▶ **Exercise description**
Look for "построение" in each line of the entries, and return the matching lines.

=== Information supplied ===

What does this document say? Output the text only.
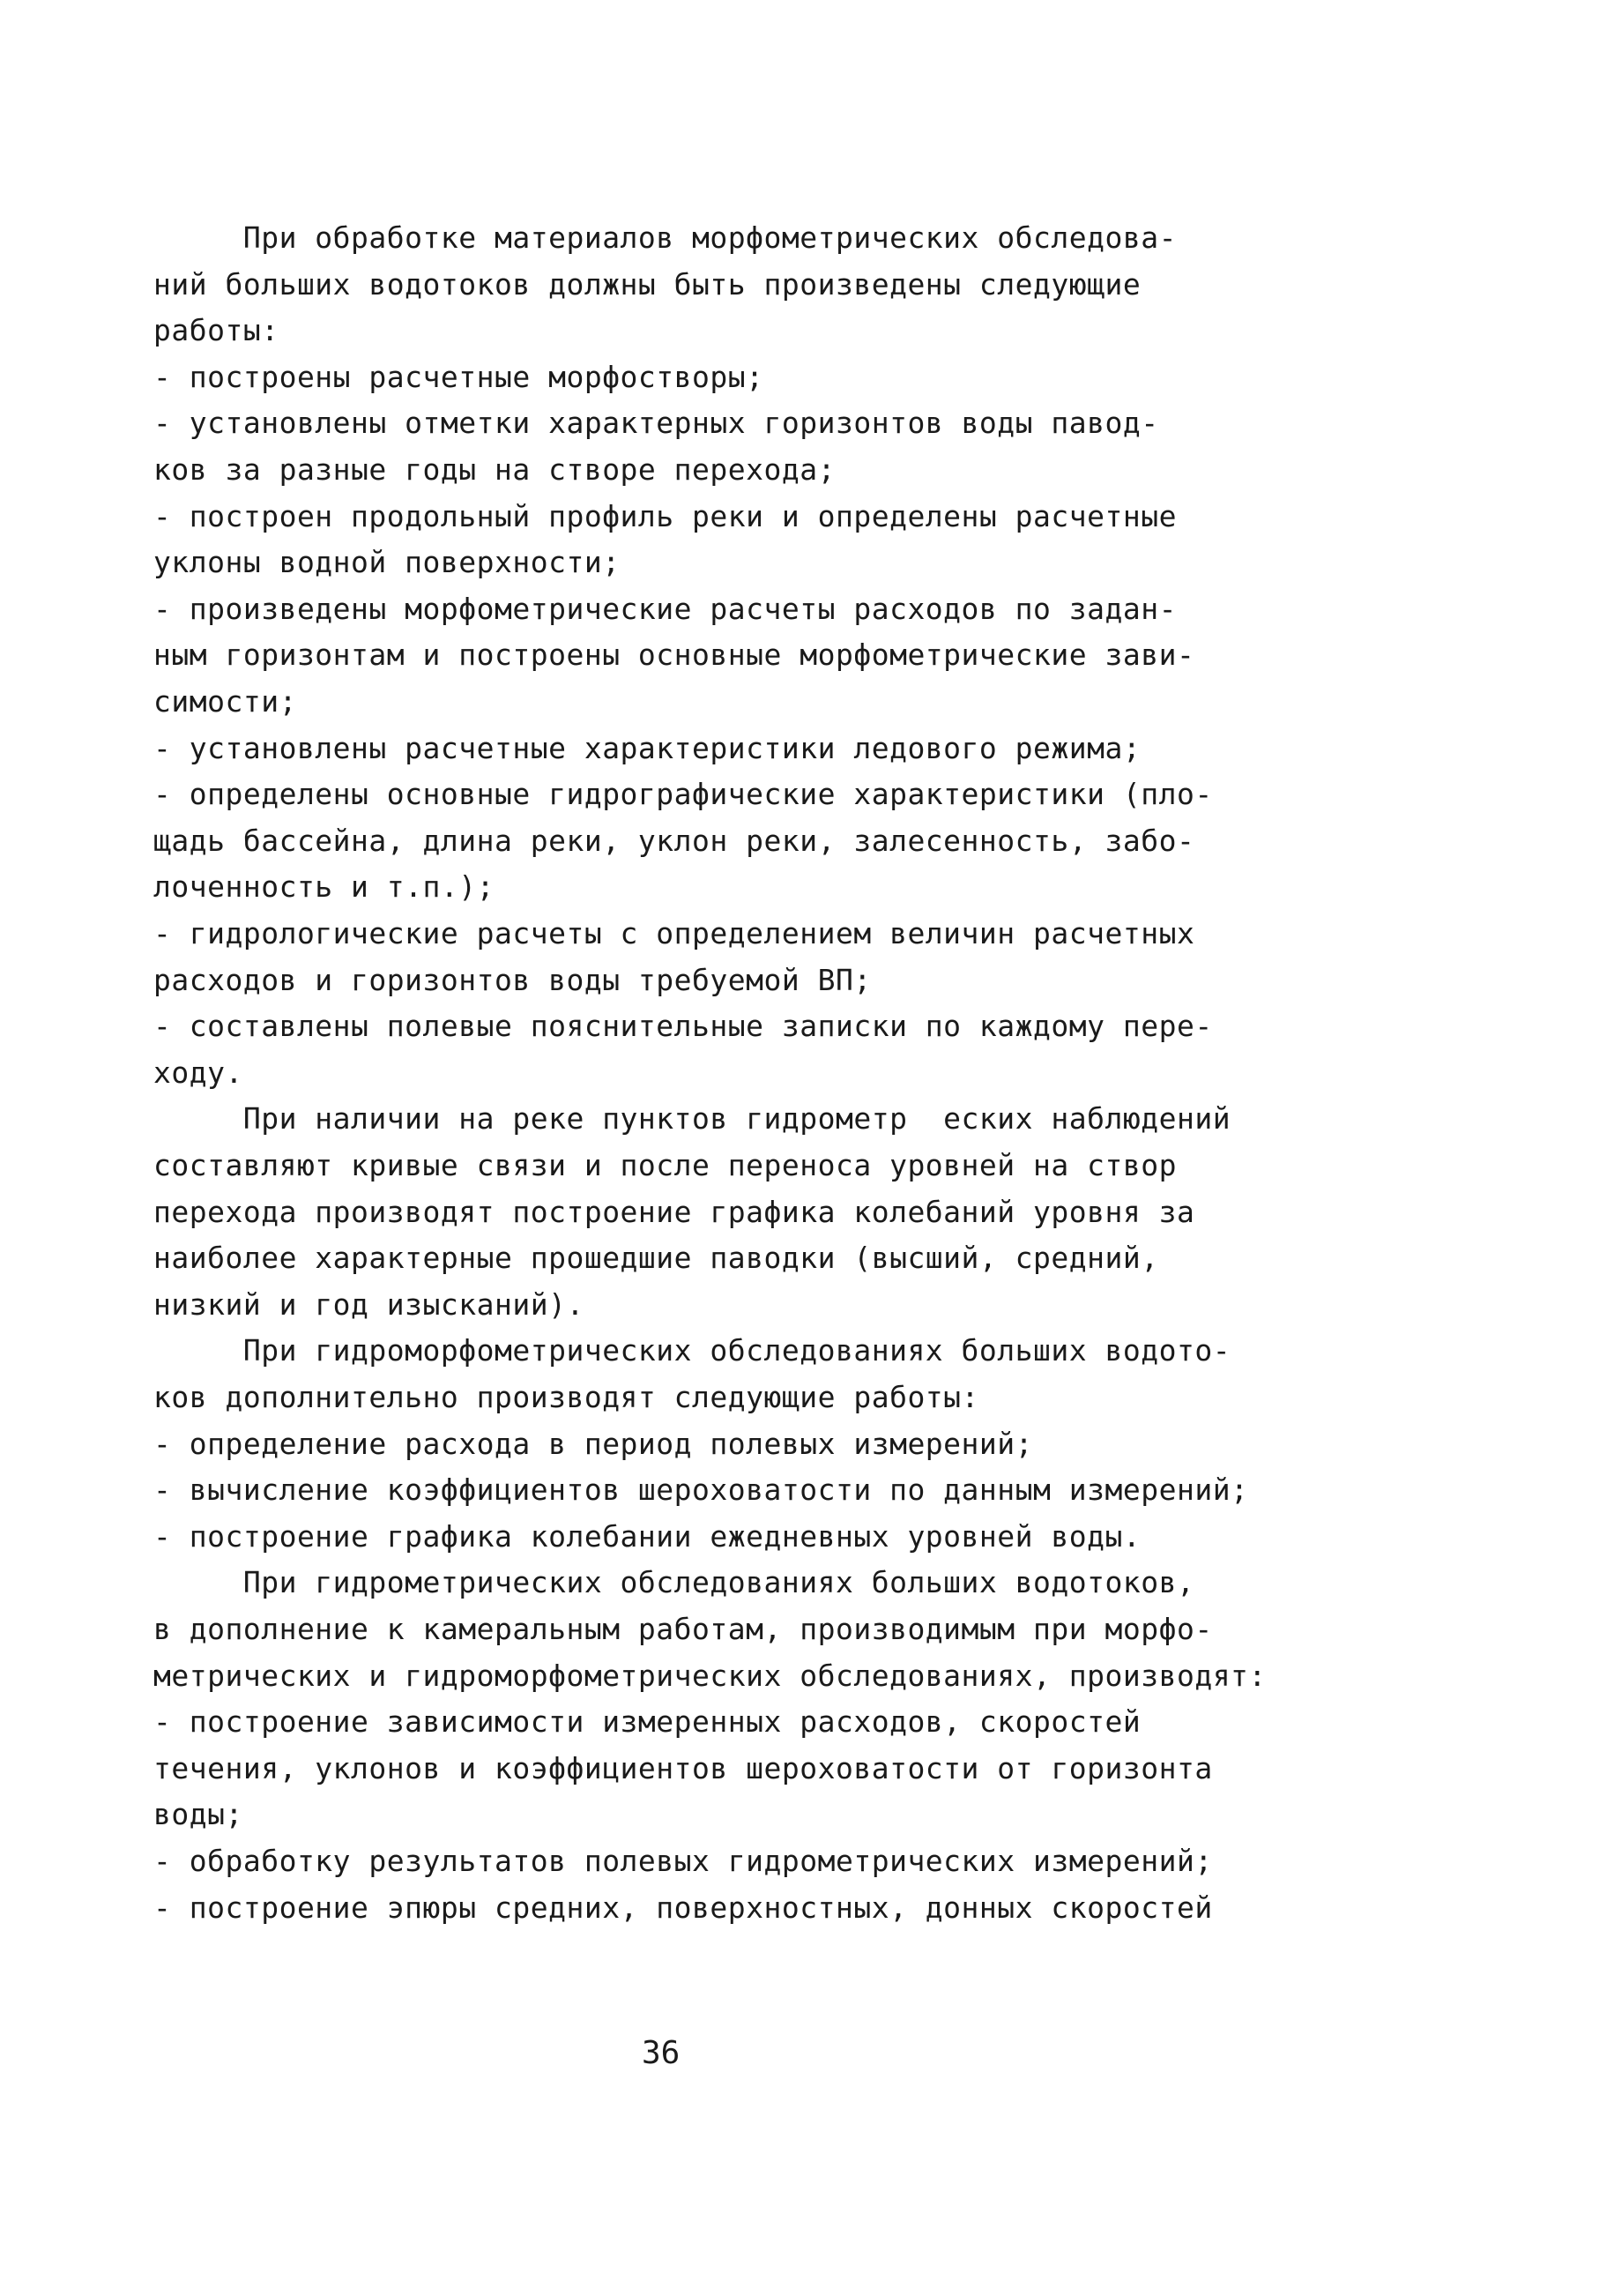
При обработке материалов морфометрических обследова-
ний больших водотоков должны быть произведены следующие
работы:
- построены расчетные морфостворы;
- установлены отметки характерных горизонтов воды павод-
ков за разные годы на створе перехода;
- построен продольный профиль реки и определены расчетные
уклоны водной поверхности;
- произведены морфометрические расчеты расходов по задан-
ным горизонтам и построены основные морфометрические зави-
симости;
- установлены расчетные характеристики ледового режима;
- определены основные гидрографические характеристики (пло-
щадь бассейна, длина реки, уклон реки, залесенность, забо-
лоченность и т.п.);
- гидрологические расчеты с определением величин расчетных
расходов и горизонтов воды требуемой ВП;
- составлены полевые пояснительные записки по каждому пере-
ходу.
При наличии на реке пунктов гидрометр  еских наблюдений
составляют кривые связи и после переноса уровней на створ
перехода производят построение графика колебаний уровня за
наиболее характерные прошедшие паводки (высший, средний,
низкий и год изысканий).
При гидроморфометрических обследованиях больших водото-
ков дополнительно производят следующие работы:
- определение расхода в период полевых измерений;
- вычисление коэффициентов шероховатости по данным измерений;
- построение графика колебании ежедневных уровней воды.
При гидрометрических обследованиях больших водотоков,
в дополнение к камеральным работам, производимым при морфо-
метрических и гидроморфометрических обследованиях, производят:
- построение зависимости измеренных расходов, скоростей
течения, уклонов и коэффициентов шероховатости от горизонта
воды;
- обработку результатов полевых гидрометрических измерений;
- построение эпюры средних, поверхностных, донных скоростей
36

===

▶ **Result of this task**
перехода производят построение графика колебаний уровня за
- построение графика колебании ежедневных уровней воды.
- построение зависимости измеренных расходов, скоростей
- построение эпюры средних, поверхностных, донных скоростей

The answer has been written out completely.